# [REQUIREMENTS]
Transcribe the records that follow. Keep every word exactly, and drop the pictures.

╭─ MATERIAL SUPPLIED

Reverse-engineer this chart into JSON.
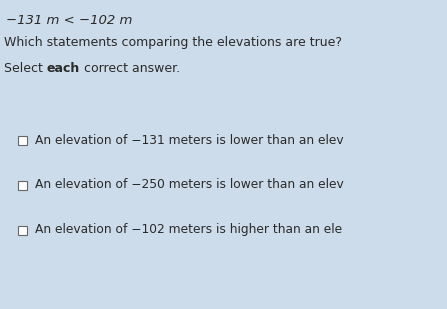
{
  "background_color": "#cddcea",
  "title_line": "−131 m < −102 m",
  "question": "Which statements comparing the elevations are true?",
  "select_pre": "Select ",
  "select_bold": "each",
  "select_post": " correct answer.",
  "options": [
    "An elevation of −131 meters is lower than an elev",
    "An elevation of −250 meters is lower than an elev",
    "An elevation of −102 meters is higher than an ele"
  ],
  "title_fontsize": 9.5,
  "question_fontsize": 9.0,
  "instruction_fontsize": 9.0,
  "option_fontsize": 8.8,
  "text_color": "#2a2a2a",
  "checkbox_color": "#ffffff",
  "checkbox_edge_color": "#666666"
}
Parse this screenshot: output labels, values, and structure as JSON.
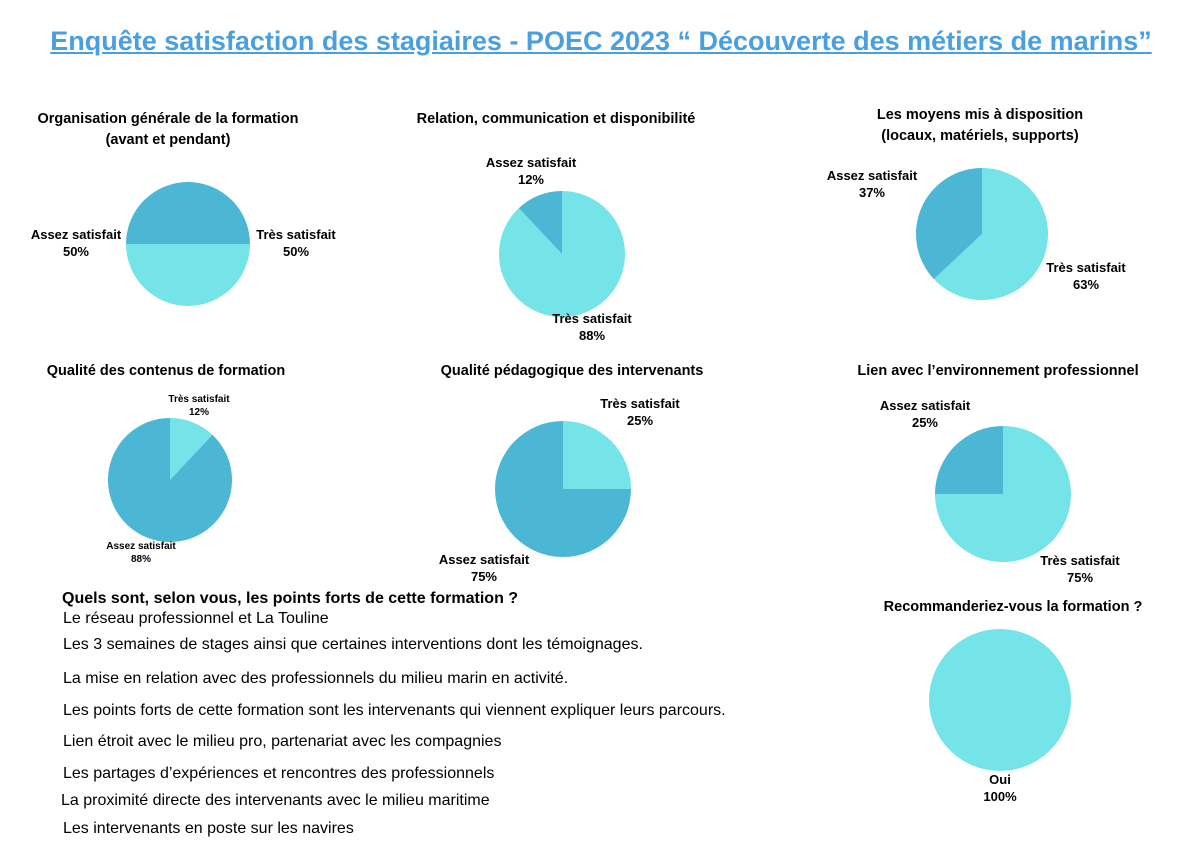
{
  "title": "Enquête satisfaction des stagiaires - POEC 2023 “ Découverte des métiers de marins”",
  "colors": {
    "tres_satisfait": "#74e4e8",
    "assez_satisfait": "#4bb7d4",
    "title": "#4a9fe0"
  },
  "chart_data": [
    {
      "type": "pie",
      "title": "Organisation générale de la formation\n(avant et pendant)",
      "slices": [
        {
          "label": "Très satisfait",
          "value": 50,
          "pct": "50%"
        },
        {
          "label": "Assez satisfait",
          "value": 50,
          "pct": "50%"
        }
      ]
    },
    {
      "type": "pie",
      "title": "Relation, communication et disponibilité",
      "slices": [
        {
          "label": "Très satisfait",
          "value": 88,
          "pct": "88%"
        },
        {
          "label": "Assez satisfait",
          "value": 12,
          "pct": "12%"
        }
      ]
    },
    {
      "type": "pie",
      "title": "Les moyens mis à disposition\n(locaux, matériels, supports)",
      "slices": [
        {
          "label": "Très satisfait",
          "value": 63,
          "pct": "63%"
        },
        {
          "label": "Assez satisfait",
          "value": 37,
          "pct": "37%"
        }
      ]
    },
    {
      "type": "pie",
      "title": "Qualité des contenus de formation",
      "slices": [
        {
          "label": "Très satisfait",
          "value": 12,
          "pct": "12%"
        },
        {
          "label": "Assez satisfait",
          "value": 88,
          "pct": "88%"
        }
      ]
    },
    {
      "type": "pie",
      "title": "Qualité pédagogique des intervenants",
      "slices": [
        {
          "label": "Très satisfait",
          "value": 25,
          "pct": "25%"
        },
        {
          "label": "Assez satisfait",
          "value": 75,
          "pct": "75%"
        }
      ]
    },
    {
      "type": "pie",
      "title": "Lien avec l’environnement professionnel",
      "slices": [
        {
          "label": "Très satisfait",
          "value": 75,
          "pct": "75%"
        },
        {
          "label": "Assez satisfait",
          "value": 25,
          "pct": "25%"
        }
      ]
    },
    {
      "type": "pie",
      "title": "Recommanderiez-vous la formation ?",
      "slices": [
        {
          "label": "Oui",
          "value": 100,
          "pct": "100%"
        }
      ]
    }
  ],
  "points_forts": {
    "question": "Quels sont, selon vous, les points forts de cette formation ?",
    "answers": [
      "Le réseau professionnel et La Touline",
      "Les 3 semaines de stages ainsi que certaines interventions dont les témoignages.",
      "La mise en relation avec des professionnels du milieu marin en activité.",
      "Les points forts de cette formation sont les intervenants qui viennent expliquer leurs parcours.",
      "Lien étroit avec le milieu pro, partenariat avec les compagnies",
      "Les partages d’expériences et rencontres des professionnels",
      "La proximité directe des intervenants avec le milieu maritime",
      "Les intervenants en poste sur les navires"
    ]
  }
}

╰─

# [EXPECTED ANSWER]
Reverse-engineer this chart into JSON.
{
  "background_color": "#cddcea",
  "title_line": "−131 m < −102 m",
  "question": "Which statements comparing the elevations are true?",
  "select_pre": "Select ",
  "select_bold": "each",
  "select_post": " correct answer.",
  "options": [
    "An elevation of −131 meters is lower than an elev",
    "An elevation of −250 meters is lower than an elev",
    "An elevation of −102 meters is higher than an ele"
  ],
  "title_fontsize": 9.5,
  "question_fontsize": 9.0,
  "instruction_fontsize": 9.0,
  "option_fontsize": 8.8,
  "text_color": "#2a2a2a",
  "checkbox_color": "#ffffff",
  "checkbox_edge_color": "#666666"
}
Parse this screenshot: output labels, values, and structure as JSON.
{
  "title": "Enquête satisfaction des stagiaires - POEC 2023 “ Découverte des métiers de marins”",
  "colors": {
    "tres_satisfait": "#74e4e8",
    "assez_satisfait": "#4bb7d4",
    "title": "#4a9fe0"
  },
  "chart_data": [
    {
      "type": "pie",
      "title": "Organisation générale de la formation\n(avant et pendant)",
      "slices": [
        {
          "label": "Très satisfait",
          "value": 50,
          "pct": "50%"
        },
        {
          "label": "Assez satisfait",
          "value": 50,
          "pct": "50%"
        }
      ]
    },
    {
      "type": "pie",
      "title": "Relation, communication et disponibilité",
      "slices": [
        {
          "label": "Très satisfait",
          "value": 88,
          "pct": "88%"
        },
        {
          "label": "Assez satisfait",
          "value": 12,
          "pct": "12%"
        }
      ]
    },
    {
      "type": "pie",
      "title": "Les moyens mis à disposition\n(locaux, matériels, supports)",
      "slices": [
        {
          "label": "Très satisfait",
          "value": 63,
          "pct": "63%"
        },
        {
          "label": "Assez satisfait",
          "value": 37,
          "pct": "37%"
        }
      ]
    },
    {
      "type": "pie",
      "title": "Qualité des contenus de formation",
      "slices": [
        {
          "label": "Très satisfait",
          "value": 12,
          "pct": "12%"
        },
        {
          "label": "Assez satisfait",
          "value": 88,
          "pct": "88%"
        }
      ]
    },
    {
      "type": "pie",
      "title": "Qualité pédagogique des intervenants",
      "slices": [
        {
          "label": "Très satisfait",
          "value": 25,
          "pct": "25%"
        },
        {
          "label": "Assez satisfait",
          "value": 75,
          "pct": "75%"
        }
      ]
    },
    {
      "type": "pie",
      "title": "Lien avec l’environnement professionnel",
      "slices": [
        {
          "label": "Très satisfait",
          "value": 75,
          "pct": "75%"
        },
        {
          "label": "Assez satisfait",
          "value": 25,
          "pct": "25%"
        }
      ]
    },
    {
      "type": "pie",
      "title": "Recommanderiez-vous la formation ?",
      "slices": [
        {
          "label": "Oui",
          "value": 100,
          "pct": "100%"
        }
      ]
    }
  ],
  "points_forts": {
    "question": "Quels sont, selon vous, les points forts de cette formation ?",
    "answers": [
      "Le réseau professionnel et La Touline",
      "Les 3 semaines de stages ainsi que certaines interventions dont les témoignages.",
      "La mise en relation avec des professionnels du milieu marin en activité.",
      "Les points forts de cette formation sont les intervenants qui viennent expliquer leurs parcours.",
      "Lien étroit avec le milieu pro, partenariat avec les compagnies",
      "Les partages d’expériences et rencontres des professionnels",
      "La proximité directe des intervenants avec le milieu maritime",
      "Les intervenants en poste sur les navires"
    ]
  }
}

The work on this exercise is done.